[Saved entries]
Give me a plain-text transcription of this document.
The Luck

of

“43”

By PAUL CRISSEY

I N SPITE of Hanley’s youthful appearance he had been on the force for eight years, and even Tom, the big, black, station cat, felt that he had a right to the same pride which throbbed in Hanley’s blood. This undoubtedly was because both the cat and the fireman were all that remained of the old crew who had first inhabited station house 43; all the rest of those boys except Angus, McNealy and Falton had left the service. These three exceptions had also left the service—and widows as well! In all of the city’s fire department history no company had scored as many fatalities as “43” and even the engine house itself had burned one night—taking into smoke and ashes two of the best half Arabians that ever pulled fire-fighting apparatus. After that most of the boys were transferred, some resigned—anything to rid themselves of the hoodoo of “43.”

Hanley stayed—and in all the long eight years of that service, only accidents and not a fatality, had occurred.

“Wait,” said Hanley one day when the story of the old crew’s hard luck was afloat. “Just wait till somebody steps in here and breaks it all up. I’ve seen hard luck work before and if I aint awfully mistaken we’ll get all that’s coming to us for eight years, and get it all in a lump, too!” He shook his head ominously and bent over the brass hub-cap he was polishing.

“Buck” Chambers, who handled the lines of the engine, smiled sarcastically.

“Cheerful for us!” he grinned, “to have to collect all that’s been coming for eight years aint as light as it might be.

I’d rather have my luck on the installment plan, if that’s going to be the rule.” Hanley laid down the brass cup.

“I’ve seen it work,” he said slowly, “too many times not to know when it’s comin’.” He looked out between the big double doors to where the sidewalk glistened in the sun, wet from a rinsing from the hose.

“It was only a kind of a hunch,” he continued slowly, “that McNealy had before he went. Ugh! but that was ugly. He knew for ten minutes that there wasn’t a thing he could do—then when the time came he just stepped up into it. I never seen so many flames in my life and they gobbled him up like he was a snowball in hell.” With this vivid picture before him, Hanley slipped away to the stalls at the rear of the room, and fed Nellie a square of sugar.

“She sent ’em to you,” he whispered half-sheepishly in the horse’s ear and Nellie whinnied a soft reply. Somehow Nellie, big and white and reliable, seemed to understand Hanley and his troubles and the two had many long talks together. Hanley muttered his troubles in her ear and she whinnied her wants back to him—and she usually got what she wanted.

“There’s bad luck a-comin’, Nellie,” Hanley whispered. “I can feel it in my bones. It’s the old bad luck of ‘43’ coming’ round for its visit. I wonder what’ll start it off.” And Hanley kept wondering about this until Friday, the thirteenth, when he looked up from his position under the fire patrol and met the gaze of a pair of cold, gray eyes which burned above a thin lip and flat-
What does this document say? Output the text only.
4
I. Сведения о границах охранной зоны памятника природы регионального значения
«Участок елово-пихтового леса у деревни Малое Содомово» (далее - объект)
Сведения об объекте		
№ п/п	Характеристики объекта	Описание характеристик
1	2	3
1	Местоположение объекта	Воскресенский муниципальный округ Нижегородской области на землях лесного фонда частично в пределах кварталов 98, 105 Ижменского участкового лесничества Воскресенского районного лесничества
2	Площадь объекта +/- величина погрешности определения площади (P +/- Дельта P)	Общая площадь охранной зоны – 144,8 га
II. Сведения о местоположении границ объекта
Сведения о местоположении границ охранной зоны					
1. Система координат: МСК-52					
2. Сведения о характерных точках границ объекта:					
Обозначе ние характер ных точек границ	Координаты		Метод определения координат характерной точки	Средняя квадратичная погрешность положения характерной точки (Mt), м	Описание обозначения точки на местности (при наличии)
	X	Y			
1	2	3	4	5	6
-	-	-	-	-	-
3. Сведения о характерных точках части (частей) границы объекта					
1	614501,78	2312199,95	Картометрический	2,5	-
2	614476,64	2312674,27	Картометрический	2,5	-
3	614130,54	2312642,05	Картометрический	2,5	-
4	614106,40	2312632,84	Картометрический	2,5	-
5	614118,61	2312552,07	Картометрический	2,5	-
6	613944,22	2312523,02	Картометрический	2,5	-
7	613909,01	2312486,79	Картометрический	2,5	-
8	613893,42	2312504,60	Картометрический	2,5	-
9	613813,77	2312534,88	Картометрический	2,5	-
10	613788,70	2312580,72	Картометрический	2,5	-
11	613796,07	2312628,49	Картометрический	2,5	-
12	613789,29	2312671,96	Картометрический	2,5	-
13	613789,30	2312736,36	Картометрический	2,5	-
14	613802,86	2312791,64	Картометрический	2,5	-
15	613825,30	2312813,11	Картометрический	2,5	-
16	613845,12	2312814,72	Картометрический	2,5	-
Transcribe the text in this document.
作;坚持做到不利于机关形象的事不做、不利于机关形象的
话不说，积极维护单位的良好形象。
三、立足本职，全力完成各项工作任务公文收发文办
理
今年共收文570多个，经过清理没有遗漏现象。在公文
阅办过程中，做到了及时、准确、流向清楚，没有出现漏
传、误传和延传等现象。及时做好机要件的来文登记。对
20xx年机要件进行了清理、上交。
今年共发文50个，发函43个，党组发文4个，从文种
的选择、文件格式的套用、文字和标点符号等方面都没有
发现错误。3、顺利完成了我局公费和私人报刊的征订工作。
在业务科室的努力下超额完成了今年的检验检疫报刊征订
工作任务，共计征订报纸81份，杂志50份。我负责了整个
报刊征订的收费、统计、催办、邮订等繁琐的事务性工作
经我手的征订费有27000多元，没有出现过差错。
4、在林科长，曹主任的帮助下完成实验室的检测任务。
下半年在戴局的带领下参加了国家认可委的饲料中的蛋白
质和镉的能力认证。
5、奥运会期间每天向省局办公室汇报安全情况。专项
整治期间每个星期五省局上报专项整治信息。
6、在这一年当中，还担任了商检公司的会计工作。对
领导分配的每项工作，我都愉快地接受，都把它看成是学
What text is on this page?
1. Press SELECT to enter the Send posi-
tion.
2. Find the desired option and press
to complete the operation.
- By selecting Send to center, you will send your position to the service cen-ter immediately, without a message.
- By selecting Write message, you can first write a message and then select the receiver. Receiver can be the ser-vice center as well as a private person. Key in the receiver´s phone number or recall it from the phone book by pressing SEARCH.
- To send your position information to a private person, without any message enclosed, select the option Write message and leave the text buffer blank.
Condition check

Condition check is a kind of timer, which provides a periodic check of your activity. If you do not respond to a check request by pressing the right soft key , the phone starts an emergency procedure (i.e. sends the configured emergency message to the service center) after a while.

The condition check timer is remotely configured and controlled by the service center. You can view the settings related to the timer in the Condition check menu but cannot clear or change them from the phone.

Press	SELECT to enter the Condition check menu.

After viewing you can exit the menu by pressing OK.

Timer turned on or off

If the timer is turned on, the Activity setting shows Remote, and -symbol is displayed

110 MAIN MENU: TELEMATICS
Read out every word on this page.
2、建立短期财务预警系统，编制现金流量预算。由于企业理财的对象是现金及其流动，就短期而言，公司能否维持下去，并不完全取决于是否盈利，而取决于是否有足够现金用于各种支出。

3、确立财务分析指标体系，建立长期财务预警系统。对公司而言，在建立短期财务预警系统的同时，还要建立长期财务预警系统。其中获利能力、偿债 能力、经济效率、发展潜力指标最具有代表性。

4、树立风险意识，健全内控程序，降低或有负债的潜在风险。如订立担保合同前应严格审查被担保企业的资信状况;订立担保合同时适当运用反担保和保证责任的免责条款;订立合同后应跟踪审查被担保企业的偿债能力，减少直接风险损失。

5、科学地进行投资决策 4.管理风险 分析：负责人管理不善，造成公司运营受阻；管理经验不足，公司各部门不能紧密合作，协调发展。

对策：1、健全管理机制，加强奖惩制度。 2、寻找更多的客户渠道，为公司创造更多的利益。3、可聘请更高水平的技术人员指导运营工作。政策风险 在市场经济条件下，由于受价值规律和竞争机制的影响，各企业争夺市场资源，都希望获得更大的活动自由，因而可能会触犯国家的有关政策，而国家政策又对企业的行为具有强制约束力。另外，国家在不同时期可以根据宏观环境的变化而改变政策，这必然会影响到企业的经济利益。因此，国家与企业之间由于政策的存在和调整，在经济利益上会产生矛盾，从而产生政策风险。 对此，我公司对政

TASK PROMPT: Which lines above hold the word "message"? Copy each of them.

SOLUTION TO THE PROBLEM:
- By selecting Send to center, you will send your position to the service cen-ter immediately, without a message.
- By selecting Write message, you can first write a message and then select the receiver. Receiver can be the ser-vice center as well as a private person. Key in the receiver´s phone number or recall it from the phone book by pressing SEARCH.
- To send your position information to a private person, without any message enclosed, select the option Write message and leave the text buffer blank.
Condition check is a kind of timer, which provides a periodic check of your activity. If you do not respond to a check request by pressing the right soft key , the phone starts an emergency procedure (i.e. sends the configured emergency message to the service center) after a while.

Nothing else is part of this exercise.